→ RECORDS SUPPLIED
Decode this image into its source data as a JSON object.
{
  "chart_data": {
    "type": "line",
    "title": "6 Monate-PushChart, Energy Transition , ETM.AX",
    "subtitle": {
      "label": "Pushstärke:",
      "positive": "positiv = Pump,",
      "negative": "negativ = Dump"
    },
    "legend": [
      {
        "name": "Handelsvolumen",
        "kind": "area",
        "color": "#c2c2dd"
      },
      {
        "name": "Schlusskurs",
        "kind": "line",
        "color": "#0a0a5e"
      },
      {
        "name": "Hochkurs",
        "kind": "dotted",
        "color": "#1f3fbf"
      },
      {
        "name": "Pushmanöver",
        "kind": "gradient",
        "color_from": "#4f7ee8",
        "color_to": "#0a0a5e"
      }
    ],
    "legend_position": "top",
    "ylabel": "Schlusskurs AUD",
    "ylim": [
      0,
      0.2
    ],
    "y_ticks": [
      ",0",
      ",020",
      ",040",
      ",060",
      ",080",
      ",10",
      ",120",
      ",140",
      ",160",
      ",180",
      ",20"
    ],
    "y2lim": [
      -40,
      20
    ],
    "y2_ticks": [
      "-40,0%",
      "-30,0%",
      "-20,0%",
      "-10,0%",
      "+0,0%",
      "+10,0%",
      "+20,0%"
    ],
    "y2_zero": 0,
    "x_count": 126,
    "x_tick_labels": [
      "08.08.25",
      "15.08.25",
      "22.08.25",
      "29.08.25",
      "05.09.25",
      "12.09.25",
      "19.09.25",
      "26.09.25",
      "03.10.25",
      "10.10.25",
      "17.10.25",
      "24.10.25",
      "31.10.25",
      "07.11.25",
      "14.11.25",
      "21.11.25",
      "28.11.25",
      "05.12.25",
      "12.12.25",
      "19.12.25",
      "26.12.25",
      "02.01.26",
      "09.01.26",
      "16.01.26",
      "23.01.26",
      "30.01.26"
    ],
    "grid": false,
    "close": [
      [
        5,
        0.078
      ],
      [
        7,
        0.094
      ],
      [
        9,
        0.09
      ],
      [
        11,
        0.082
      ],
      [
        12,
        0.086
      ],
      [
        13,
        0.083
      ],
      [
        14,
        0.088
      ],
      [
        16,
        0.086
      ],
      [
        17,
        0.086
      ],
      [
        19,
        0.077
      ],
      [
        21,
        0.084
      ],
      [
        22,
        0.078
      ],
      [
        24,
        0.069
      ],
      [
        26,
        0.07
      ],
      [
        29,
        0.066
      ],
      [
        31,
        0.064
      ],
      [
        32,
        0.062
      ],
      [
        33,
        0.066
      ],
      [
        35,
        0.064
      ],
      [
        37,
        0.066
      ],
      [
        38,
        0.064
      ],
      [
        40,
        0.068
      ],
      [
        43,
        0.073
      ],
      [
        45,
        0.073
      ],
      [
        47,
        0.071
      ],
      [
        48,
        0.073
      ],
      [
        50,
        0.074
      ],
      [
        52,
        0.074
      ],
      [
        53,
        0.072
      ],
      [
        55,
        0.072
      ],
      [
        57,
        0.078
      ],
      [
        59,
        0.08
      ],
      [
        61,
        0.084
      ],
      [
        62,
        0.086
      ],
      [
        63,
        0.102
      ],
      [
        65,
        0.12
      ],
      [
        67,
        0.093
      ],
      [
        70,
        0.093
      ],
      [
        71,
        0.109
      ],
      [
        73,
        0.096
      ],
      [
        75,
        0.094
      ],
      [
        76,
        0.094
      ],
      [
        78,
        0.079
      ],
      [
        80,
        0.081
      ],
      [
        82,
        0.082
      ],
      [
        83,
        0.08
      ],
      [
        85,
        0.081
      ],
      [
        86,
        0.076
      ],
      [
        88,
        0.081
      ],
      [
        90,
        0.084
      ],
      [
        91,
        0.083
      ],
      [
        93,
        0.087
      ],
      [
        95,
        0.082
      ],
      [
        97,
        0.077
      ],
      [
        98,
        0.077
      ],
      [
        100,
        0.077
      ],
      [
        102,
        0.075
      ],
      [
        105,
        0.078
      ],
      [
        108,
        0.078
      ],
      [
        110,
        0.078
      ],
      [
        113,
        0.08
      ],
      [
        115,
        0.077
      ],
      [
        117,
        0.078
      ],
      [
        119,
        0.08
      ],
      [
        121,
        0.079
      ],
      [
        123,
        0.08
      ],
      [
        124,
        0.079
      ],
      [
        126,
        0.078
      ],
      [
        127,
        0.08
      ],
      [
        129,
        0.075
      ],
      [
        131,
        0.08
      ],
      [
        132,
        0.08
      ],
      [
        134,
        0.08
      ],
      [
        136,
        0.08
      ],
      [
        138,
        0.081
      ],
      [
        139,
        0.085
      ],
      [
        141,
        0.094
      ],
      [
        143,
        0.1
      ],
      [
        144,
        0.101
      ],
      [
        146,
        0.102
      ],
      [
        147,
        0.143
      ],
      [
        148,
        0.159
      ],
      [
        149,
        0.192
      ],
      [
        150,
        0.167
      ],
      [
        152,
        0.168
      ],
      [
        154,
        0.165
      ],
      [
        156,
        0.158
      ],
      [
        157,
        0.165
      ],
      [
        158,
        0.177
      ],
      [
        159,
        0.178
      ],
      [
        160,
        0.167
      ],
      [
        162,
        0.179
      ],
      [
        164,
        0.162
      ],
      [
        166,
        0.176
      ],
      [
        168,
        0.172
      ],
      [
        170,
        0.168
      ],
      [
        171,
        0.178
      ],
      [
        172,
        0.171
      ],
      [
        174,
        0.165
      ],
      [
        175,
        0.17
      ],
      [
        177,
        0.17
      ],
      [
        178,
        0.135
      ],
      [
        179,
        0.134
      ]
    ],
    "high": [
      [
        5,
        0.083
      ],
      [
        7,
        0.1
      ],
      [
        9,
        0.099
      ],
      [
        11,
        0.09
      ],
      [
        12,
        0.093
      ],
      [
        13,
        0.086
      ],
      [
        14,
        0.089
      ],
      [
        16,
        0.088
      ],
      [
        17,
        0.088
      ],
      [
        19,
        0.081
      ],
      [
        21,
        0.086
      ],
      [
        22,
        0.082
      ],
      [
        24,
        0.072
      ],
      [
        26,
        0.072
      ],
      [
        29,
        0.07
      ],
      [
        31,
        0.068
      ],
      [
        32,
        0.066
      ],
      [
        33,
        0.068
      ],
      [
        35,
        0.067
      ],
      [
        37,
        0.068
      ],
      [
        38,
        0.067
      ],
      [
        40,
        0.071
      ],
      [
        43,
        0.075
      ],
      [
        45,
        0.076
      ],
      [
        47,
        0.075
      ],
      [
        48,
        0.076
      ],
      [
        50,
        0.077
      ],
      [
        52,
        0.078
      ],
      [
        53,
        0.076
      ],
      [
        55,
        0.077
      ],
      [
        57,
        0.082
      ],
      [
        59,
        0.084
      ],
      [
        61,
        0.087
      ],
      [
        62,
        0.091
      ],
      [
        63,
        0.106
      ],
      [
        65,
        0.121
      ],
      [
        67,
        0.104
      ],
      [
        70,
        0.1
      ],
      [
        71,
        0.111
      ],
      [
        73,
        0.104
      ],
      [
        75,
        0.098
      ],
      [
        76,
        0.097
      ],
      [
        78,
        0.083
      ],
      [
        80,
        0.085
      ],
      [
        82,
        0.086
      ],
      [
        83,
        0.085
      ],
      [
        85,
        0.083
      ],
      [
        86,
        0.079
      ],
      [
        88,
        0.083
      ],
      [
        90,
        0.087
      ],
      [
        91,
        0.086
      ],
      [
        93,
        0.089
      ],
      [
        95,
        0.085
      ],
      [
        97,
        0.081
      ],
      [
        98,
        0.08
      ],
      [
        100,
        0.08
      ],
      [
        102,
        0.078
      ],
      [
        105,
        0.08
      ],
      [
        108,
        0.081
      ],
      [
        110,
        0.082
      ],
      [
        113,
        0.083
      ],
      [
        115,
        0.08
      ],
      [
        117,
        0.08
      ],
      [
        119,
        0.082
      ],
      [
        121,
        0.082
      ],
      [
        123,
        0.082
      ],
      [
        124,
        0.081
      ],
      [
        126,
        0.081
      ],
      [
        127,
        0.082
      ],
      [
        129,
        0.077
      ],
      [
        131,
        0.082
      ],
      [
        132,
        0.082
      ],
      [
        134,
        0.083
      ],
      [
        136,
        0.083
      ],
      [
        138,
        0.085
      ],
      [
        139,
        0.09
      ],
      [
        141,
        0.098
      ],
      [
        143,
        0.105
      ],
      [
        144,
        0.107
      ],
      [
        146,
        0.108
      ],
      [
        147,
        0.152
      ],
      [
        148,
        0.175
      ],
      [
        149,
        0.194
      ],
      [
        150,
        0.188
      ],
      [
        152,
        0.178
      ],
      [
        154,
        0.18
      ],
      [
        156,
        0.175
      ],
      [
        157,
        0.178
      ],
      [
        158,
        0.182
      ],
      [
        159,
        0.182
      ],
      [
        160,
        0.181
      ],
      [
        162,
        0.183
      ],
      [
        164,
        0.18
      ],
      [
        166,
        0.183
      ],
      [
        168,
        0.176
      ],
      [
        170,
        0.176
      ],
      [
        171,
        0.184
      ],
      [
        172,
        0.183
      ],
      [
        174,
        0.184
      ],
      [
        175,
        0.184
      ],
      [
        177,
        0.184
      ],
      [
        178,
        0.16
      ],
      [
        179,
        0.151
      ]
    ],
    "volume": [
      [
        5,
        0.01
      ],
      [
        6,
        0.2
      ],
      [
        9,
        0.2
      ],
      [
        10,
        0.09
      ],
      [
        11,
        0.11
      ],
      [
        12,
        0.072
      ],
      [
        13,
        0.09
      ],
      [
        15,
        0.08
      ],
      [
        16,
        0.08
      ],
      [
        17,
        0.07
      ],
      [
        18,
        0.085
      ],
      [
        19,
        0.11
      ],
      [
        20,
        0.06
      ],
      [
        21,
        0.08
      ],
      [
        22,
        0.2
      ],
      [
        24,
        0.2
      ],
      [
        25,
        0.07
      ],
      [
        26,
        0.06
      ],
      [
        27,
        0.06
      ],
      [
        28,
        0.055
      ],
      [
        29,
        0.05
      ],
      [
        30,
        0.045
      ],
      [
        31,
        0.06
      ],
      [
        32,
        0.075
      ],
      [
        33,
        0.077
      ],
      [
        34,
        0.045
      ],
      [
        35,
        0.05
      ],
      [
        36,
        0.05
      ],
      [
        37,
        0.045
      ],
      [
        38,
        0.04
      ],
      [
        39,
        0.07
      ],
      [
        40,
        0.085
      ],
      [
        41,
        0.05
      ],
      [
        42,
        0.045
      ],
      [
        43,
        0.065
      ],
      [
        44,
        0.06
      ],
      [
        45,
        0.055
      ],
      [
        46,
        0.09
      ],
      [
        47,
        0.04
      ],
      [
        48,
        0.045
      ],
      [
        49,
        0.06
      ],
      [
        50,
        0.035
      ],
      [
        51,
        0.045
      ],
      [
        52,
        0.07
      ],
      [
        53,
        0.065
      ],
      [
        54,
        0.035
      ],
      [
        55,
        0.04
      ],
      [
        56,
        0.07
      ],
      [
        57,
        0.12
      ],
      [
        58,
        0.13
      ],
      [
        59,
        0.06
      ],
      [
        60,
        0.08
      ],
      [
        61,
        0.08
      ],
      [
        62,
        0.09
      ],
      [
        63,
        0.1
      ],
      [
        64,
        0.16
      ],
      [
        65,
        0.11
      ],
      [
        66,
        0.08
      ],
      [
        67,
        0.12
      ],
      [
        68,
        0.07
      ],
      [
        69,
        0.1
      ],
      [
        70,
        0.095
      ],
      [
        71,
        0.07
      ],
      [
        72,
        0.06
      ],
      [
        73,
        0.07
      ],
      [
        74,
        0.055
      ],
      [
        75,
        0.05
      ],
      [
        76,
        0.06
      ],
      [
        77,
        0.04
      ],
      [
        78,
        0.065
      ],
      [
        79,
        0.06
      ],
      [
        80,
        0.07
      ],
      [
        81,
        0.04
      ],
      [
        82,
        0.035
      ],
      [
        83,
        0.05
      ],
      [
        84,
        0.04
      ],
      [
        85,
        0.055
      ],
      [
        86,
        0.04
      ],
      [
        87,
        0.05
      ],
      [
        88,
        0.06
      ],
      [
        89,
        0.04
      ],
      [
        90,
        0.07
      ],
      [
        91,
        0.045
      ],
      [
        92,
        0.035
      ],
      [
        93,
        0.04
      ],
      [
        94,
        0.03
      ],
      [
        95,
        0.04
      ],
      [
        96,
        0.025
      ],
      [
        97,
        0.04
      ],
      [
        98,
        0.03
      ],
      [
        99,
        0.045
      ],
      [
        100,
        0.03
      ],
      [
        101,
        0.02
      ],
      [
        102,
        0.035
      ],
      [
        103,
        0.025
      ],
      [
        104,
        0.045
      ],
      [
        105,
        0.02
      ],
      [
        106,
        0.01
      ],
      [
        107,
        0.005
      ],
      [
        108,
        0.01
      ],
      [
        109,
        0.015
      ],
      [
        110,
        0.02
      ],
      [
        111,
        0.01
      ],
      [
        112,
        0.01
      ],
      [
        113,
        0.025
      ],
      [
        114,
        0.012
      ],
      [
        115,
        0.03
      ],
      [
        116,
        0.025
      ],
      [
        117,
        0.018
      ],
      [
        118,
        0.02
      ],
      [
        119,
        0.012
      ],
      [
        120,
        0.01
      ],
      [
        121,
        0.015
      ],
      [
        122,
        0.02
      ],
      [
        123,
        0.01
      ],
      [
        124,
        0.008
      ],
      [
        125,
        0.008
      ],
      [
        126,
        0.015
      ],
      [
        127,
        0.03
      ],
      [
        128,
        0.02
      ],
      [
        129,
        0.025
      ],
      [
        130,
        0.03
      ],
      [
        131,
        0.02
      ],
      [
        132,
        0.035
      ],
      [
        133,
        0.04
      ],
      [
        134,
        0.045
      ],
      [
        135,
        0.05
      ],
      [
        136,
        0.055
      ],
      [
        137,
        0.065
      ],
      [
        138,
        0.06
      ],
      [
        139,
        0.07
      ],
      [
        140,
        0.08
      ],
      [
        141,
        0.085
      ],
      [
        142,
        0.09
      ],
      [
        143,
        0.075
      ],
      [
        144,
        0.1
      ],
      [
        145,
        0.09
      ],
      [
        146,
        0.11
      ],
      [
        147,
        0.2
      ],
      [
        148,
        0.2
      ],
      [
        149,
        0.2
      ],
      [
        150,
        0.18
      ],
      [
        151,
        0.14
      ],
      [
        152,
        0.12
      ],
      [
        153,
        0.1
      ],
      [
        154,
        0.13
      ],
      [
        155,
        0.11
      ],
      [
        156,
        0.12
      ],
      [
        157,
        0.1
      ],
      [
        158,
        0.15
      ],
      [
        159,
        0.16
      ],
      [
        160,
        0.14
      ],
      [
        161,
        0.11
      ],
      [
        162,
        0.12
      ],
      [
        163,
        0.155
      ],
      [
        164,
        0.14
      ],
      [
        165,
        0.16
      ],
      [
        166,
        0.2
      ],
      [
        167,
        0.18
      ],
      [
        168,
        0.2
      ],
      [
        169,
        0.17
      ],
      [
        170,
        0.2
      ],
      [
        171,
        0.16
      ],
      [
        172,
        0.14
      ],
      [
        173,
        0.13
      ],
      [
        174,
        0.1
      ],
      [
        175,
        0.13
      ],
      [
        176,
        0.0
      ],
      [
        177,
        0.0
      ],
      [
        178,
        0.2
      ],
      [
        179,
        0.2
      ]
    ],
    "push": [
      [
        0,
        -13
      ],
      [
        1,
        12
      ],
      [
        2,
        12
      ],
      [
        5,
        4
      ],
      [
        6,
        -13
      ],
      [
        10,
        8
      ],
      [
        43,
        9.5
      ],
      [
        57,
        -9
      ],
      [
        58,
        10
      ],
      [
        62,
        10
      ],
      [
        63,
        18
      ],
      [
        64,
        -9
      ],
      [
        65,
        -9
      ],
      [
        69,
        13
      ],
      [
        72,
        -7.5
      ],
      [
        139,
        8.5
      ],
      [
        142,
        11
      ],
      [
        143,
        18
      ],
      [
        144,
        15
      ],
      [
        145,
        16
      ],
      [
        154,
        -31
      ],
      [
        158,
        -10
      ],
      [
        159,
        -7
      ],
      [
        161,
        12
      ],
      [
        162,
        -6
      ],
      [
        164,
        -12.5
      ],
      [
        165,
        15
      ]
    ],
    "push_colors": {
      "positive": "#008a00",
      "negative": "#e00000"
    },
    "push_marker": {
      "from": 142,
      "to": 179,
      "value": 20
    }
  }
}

→ EXERCISE OBJECTIVE
Wherever "Schlusskurs" shows up in a line, copy that line.

→ COMPLETED EXERCISE
        "name": "Schlusskurs",
    "ylabel": "Schlusskurs AUD",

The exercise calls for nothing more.